(Stored dataset items)
##############################

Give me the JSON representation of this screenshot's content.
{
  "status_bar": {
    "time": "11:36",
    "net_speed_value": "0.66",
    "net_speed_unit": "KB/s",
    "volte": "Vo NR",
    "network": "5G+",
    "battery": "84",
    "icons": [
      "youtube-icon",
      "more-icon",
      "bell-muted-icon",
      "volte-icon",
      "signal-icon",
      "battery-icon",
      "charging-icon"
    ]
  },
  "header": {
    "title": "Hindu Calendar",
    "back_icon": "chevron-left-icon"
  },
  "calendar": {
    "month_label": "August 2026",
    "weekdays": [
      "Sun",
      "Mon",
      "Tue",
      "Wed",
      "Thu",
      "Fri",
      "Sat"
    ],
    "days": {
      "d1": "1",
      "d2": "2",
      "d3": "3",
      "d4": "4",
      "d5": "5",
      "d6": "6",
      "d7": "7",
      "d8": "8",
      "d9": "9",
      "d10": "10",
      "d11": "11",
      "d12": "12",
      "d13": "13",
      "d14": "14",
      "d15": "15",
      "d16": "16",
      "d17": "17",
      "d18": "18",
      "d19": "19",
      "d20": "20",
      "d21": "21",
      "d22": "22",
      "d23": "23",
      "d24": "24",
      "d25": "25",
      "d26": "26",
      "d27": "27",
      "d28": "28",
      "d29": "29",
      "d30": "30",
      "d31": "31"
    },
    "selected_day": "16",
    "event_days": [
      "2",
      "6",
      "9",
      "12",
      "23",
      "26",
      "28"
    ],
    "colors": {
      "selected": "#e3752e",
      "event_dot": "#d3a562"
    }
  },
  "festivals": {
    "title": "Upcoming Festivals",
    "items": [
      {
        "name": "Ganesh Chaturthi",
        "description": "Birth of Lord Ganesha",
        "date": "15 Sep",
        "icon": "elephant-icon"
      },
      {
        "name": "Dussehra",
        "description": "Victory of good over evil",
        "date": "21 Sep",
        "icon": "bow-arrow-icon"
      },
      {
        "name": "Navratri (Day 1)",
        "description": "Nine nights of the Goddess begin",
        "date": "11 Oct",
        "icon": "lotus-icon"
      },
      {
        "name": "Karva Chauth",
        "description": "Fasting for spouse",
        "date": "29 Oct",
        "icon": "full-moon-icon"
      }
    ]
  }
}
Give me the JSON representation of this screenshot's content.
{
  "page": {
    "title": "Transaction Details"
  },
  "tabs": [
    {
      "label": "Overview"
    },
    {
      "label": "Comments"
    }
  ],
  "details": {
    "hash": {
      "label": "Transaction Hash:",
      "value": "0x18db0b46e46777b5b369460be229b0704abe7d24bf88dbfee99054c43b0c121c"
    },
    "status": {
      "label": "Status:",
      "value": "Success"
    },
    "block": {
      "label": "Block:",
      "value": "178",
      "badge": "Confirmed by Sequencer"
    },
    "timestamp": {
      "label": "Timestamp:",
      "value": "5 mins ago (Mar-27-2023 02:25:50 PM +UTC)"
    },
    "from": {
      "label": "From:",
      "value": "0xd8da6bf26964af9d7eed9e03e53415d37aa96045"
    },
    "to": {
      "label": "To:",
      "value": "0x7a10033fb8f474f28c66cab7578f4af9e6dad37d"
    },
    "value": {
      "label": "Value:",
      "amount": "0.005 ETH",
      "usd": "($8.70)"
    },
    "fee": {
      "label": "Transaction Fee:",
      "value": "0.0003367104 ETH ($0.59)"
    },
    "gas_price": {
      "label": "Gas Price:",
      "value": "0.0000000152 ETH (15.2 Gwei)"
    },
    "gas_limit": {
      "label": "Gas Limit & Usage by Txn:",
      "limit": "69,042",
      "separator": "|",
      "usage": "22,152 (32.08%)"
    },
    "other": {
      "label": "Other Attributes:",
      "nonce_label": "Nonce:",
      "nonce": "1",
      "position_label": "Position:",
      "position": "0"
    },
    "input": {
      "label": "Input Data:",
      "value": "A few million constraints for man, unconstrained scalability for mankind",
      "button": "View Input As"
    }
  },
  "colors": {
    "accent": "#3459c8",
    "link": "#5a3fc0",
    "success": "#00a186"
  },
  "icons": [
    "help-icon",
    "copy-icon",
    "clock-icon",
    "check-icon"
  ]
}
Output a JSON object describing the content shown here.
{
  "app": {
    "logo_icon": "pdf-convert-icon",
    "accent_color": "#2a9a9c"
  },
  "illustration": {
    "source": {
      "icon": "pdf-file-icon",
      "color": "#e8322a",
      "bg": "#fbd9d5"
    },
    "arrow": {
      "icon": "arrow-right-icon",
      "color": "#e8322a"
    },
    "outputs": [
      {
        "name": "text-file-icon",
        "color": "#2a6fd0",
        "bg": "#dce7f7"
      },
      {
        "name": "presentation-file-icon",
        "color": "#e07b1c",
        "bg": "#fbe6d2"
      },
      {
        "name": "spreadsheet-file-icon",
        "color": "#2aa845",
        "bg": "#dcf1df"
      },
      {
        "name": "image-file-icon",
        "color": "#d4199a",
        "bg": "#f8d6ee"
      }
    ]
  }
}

##############################

### OBJECTIVE
Write out all the lines again, exactly as they are.

### FINISHED TASK
Give me the JSON representation of this screenshot's content.
{
  "status_bar": {
    "time": "11:36",
    "net_speed_value": "0.66",
    "net_speed_unit": "KB/s",
    "volte": "Vo NR",
    "network": "5G+",
    "battery": "84",
    "icons": [
      "youtube-icon",
      "more-icon",
      "bell-muted-icon",
      "volte-icon",
      "signal-icon",
      "battery-icon",
      "charging-icon"
    ]
  },
  "header": {
    "title": "Hindu Calendar",
    "back_icon": "chevron-left-icon"
  },
  "calendar": {
    "month_label": "August 2026",
    "weekdays": [
      "Sun",
      "Mon",
      "Tue",
      "Wed",
      "Thu",
      "Fri",
      "Sat"
    ],
    "days": {
      "d1": "1",
      "d2": "2",
      "d3": "3",
      "d4": "4",
      "d5": "5",
      "d6": "6",
      "d7": "7",
      "d8": "8",
      "d9": "9",
      "d10": "10",
      "d11": "11",
      "d12": "12",
      "d13": "13",
      "d14": "14",
      "d15": "15",
      "d16": "16",
      "d17": "17",
      "d18": "18",
      "d19": "19",
      "d20": "20",
      "d21": "21",
      "d22": "22",
      "d23": "23",
      "d24": "24",
      "d25": "25",
      "d26": "26",
      "d27": "27",
      "d28": "28",
      "d29": "29",
      "d30": "30",
      "d31": "31"
    },
    "selected_day": "16",
    "event_days": [
      "2",
      "6",
      "9",
      "12",
      "23",
      "26",
      "28"
    ],
    "colors": {
      "selected": "#e3752e",
      "event_dot": "#d3a562"
    }
  },
  "festivals": {
    "title": "Upcoming Festivals",
    "items": [
      {
        "name": "Ganesh Chaturthi",
        "description": "Birth of Lord Ganesha",
        "date": "15 Sep",
        "icon": "elephant-icon"
      },
      {
        "name": "Dussehra",
        "description": "Victory of good over evil",
        "date": "21 Sep",
        "icon": "bow-arrow-icon"
      },
      {
        "name": "Navratri (Day 1)",
        "description": "Nine nights of the Goddess begin",
        "date": "11 Oct",
        "icon": "lotus-icon"
      },
      {
        "name": "Karva Chauth",
        "description": "Fasting for spouse",
        "date": "29 Oct",
        "icon": "full-moon-icon"
      }
    ]
  }
}
Give me the JSON representation of this screenshot's content.
{
  "page": {
    "title": "Transaction Details"
  },
  "tabs": [
    {
      "label": "Overview"
    },
    {
      "label": "Comments"
    }
  ],
  "details": {
    "hash": {
      "label": "Transaction Hash:",
      "value": "0x18db0b46e46777b5b369460be229b0704abe7d24bf88dbfee99054c43b0c121c"
    },
    "status": {
      "label": "Status:",
      "value": "Success"
    },
    "block": {
      "label": "Block:",
      "value": "178",
      "badge": "Confirmed by Sequencer"
    },
    "timestamp": {
      "label": "Timestamp:",
      "value": "5 mins ago (Mar-27-2023 02:25:50 PM +UTC)"
    },
    "from": {
      "label": "From:",
      "value": "0xd8da6bf26964af9d7eed9e03e53415d37aa96045"
    },
    "to": {
      "label": "To:",
      "value": "0x7a10033fb8f474f28c66cab7578f4af9e6dad37d"
    },
    "value": {
      "label": "Value:",
      "amount": "0.005 ETH",
      "usd": "($8.70)"
    },
    "fee": {
      "label": "Transaction Fee:",
      "value": "0.0003367104 ETH ($0.59)"
    },
    "gas_price": {
      "label": "Gas Price:",
      "value": "0.0000000152 ETH (15.2 Gwei)"
    },
    "gas_limit": {
      "label": "Gas Limit & Usage by Txn:",
      "limit": "69,042",
      "separator": "|",
      "usage": "22,152 (32.08%)"
    },
    "other": {
      "label": "Other Attributes:",
      "nonce_label": "Nonce:",
      "nonce": "1",
      "position_label": "Position:",
      "position": "0"
    },
    "input": {
      "label": "Input Data:",
      "value": "A few million constraints for man, unconstrained scalability for mankind",
      "button": "View Input As"
    }
  },
  "colors": {
    "accent": "#3459c8",
    "link": "#5a3fc0",
    "success": "#00a186"
  },
  "icons": [
    "help-icon",
    "copy-icon",
    "clock-icon",
    "check-icon"
  ]
}
Output a JSON object describing the content shown here.
{
  "app": {
    "logo_icon": "pdf-convert-icon",
    "accent_color": "#2a9a9c"
  },
  "illustration": {
    "source": {
      "icon": "pdf-file-icon",
      "color": "#e8322a",
      "bg": "#fbd9d5"
    },
    "arrow": {
      "icon": "arrow-right-icon",
      "color": "#e8322a"
    },
    "outputs": [
      {
        "name": "text-file-icon",
        "color": "#2a6fd0",
        "bg": "#dce7f7"
      },
      {
        "name": "presentation-file-icon",
        "color": "#e07b1c",
        "bg": "#fbe6d2"
      },
      {
        "name": "spreadsheet-file-icon",
        "color": "#2aa845",
        "bg": "#dcf1df"
      },
      {
        "name": "image-file-icon",
        "color": "#d4199a",
        "bg": "#f8d6ee"
      }
    ]
  }
}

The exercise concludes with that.